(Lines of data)
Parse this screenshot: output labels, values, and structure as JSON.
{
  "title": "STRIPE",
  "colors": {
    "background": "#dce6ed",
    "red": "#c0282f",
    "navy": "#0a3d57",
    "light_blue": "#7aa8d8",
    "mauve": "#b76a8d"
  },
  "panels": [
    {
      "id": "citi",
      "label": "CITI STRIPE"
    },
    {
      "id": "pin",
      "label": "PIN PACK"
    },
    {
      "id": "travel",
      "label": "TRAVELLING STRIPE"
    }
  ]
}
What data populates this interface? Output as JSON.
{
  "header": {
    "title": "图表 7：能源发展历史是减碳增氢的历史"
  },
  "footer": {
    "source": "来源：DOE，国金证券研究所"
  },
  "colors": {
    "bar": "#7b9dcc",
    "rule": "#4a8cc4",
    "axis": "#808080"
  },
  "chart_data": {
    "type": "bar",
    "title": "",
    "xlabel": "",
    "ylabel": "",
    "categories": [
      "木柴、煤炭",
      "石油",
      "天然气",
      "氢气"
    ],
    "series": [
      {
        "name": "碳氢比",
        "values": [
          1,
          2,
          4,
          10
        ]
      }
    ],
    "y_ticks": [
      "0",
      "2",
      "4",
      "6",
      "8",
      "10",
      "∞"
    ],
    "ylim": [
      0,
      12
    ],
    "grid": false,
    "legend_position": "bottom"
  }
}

§ Exercise requirements: Where a line holds the string "STRIPE", copy that line.

§ Solution for this task:
  "title": "STRIPE",
      "label": "CITI STRIPE"
      "label": "TRAVELLING STRIPE"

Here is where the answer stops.